** Begin Records provided **
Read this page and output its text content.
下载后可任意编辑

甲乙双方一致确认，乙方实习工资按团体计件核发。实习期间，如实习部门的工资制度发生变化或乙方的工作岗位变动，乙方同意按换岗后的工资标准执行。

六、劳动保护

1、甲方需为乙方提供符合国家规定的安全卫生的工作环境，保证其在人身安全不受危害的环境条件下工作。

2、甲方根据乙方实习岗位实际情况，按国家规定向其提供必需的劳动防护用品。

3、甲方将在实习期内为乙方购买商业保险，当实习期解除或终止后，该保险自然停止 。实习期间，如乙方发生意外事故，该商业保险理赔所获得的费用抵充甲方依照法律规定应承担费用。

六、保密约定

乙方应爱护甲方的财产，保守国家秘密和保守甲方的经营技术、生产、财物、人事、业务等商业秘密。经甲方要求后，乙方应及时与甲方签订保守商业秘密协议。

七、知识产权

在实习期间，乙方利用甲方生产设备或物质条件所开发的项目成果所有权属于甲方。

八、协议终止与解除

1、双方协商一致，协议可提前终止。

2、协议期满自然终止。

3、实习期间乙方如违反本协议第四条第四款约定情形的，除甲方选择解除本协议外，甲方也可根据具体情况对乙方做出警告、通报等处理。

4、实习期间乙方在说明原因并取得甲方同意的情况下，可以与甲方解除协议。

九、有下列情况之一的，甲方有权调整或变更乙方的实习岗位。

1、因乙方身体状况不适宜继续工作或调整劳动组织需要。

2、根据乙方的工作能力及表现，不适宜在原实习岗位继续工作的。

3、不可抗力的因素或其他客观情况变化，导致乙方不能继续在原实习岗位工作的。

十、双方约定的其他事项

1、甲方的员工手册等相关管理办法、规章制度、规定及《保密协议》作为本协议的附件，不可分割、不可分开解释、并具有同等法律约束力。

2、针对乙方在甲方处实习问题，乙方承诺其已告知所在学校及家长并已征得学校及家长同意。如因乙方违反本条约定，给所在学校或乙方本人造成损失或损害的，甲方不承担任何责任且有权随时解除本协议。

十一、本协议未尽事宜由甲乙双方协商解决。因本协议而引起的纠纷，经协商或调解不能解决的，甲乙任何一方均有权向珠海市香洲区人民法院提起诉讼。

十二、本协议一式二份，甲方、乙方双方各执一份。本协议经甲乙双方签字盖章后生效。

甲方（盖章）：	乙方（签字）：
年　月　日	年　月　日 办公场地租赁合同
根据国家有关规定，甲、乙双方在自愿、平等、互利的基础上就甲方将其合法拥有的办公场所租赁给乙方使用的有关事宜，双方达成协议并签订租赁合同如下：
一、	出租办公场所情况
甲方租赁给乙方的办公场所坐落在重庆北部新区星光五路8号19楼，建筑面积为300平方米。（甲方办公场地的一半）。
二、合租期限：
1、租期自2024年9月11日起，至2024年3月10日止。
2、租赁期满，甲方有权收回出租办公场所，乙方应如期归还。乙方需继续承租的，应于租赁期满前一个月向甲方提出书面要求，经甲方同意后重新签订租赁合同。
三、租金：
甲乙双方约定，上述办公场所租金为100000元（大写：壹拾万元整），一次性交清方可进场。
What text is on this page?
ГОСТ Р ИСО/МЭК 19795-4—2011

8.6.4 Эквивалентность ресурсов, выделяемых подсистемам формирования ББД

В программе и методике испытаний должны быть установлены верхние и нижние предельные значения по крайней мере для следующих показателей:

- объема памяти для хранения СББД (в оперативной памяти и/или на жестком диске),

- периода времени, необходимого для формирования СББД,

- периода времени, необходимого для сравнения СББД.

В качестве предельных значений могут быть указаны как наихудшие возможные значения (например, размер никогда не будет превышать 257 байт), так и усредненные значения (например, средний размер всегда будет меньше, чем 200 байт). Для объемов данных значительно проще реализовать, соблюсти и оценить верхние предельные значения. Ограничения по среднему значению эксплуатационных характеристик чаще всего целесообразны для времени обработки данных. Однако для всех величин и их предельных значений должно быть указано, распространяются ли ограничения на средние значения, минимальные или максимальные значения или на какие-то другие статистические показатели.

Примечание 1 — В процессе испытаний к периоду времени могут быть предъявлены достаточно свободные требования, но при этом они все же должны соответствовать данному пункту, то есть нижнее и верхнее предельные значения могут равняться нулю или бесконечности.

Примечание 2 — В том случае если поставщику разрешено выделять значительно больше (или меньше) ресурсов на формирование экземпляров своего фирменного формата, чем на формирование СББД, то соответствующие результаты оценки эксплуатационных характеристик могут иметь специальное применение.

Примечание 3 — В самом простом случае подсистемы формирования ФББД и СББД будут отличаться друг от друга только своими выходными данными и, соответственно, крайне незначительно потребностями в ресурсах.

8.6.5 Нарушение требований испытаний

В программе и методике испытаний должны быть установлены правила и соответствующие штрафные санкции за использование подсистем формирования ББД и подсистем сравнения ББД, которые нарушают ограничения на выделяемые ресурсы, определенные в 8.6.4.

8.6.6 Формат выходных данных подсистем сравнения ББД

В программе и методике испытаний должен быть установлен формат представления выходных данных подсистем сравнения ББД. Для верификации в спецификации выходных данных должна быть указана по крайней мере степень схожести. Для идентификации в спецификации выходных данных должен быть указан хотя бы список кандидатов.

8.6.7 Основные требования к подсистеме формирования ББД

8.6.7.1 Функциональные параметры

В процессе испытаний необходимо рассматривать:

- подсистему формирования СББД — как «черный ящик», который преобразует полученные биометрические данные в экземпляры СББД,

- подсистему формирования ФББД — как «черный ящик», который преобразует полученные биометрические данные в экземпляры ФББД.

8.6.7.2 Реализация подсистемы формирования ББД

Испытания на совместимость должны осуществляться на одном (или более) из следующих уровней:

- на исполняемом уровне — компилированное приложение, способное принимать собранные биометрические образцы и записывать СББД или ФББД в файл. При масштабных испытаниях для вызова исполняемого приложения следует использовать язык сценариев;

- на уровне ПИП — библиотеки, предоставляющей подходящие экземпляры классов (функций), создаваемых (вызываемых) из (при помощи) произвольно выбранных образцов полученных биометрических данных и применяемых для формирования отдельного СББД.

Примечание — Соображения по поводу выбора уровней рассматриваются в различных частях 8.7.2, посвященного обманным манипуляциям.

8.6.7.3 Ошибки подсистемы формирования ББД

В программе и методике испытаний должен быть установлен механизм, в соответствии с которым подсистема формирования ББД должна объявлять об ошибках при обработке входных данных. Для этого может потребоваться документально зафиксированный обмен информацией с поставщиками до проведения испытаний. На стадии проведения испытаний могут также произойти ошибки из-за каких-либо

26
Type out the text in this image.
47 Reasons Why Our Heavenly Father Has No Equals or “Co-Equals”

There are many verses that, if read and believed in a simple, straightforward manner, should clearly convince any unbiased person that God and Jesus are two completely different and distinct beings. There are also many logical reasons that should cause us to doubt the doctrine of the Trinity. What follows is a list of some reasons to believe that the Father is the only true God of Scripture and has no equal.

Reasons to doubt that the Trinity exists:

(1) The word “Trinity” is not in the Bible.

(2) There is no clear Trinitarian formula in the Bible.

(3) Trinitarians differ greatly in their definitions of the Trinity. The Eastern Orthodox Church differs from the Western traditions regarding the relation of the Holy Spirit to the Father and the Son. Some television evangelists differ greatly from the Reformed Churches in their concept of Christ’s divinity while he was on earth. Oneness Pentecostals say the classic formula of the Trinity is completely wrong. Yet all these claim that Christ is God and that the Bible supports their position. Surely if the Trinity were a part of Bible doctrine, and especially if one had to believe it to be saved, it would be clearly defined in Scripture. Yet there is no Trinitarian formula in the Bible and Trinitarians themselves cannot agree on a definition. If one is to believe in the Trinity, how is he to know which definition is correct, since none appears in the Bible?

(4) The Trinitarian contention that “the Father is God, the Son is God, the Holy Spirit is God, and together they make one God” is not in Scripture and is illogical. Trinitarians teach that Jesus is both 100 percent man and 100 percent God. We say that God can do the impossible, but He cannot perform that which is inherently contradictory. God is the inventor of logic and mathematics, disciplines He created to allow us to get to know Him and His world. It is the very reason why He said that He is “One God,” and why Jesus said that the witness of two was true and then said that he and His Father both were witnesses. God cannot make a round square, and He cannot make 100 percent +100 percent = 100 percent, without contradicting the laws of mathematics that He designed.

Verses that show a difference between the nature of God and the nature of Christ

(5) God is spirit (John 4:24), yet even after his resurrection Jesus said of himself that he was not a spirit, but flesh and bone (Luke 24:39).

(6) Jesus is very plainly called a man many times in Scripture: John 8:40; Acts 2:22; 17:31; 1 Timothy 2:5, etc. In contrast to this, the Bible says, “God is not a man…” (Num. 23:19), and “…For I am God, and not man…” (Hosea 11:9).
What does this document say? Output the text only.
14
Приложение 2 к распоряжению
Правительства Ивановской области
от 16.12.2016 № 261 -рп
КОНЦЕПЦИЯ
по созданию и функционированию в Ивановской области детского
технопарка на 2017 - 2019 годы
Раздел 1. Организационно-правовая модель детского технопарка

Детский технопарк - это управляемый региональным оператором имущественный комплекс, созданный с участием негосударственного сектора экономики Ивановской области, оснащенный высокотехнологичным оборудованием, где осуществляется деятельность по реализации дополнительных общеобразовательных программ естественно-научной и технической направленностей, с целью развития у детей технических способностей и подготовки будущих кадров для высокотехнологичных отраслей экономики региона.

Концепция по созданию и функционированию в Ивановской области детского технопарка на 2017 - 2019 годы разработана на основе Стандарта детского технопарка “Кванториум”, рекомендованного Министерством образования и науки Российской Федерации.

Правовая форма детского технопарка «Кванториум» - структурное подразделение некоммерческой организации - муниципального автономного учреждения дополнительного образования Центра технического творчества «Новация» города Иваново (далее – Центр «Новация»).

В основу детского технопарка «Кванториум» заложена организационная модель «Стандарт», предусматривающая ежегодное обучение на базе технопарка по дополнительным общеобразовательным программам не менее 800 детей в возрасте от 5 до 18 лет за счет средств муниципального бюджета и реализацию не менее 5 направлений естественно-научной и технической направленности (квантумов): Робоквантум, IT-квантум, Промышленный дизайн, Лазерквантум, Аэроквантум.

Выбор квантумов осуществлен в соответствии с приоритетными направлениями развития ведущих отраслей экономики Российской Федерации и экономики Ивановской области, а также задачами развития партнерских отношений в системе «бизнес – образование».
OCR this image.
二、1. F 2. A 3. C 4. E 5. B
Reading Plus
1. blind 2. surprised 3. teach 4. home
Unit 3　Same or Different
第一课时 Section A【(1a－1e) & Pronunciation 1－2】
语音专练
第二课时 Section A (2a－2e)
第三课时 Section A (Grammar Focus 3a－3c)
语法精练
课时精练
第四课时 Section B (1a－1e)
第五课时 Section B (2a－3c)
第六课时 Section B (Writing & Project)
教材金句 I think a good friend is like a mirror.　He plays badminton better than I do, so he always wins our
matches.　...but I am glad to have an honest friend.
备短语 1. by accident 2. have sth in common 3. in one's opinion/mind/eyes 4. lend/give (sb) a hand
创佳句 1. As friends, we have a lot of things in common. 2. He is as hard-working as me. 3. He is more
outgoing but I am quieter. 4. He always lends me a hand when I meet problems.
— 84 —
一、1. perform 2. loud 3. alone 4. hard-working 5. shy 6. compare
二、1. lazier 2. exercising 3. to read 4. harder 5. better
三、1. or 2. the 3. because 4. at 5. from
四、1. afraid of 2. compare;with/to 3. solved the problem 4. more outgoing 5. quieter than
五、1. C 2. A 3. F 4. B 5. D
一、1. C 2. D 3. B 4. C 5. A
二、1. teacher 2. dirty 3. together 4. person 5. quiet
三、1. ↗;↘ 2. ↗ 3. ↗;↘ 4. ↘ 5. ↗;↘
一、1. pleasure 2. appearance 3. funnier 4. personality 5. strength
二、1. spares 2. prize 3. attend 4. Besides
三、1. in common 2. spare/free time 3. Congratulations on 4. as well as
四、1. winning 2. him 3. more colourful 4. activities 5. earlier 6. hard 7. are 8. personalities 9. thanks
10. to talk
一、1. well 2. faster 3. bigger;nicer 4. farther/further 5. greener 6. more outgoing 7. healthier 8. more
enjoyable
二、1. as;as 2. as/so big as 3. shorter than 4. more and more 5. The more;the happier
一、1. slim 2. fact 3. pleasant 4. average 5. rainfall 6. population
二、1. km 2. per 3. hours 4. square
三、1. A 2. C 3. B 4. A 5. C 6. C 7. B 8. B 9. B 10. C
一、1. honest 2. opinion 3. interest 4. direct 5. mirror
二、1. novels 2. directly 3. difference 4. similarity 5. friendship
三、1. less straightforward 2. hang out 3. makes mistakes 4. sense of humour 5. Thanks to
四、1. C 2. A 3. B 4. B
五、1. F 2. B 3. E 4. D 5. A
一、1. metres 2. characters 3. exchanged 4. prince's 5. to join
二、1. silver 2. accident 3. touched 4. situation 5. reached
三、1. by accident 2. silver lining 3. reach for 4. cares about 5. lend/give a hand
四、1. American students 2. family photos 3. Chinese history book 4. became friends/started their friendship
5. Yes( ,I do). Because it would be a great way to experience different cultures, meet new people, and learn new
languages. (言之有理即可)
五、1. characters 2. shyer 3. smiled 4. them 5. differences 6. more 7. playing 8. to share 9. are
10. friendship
** End Records provided **
What is required: List every line from the entries above in which "text" appears.

Final answer:
Read this page and output its text content.
What text is on this page?
Type out the text in this image.
What does this document say? Output the text only.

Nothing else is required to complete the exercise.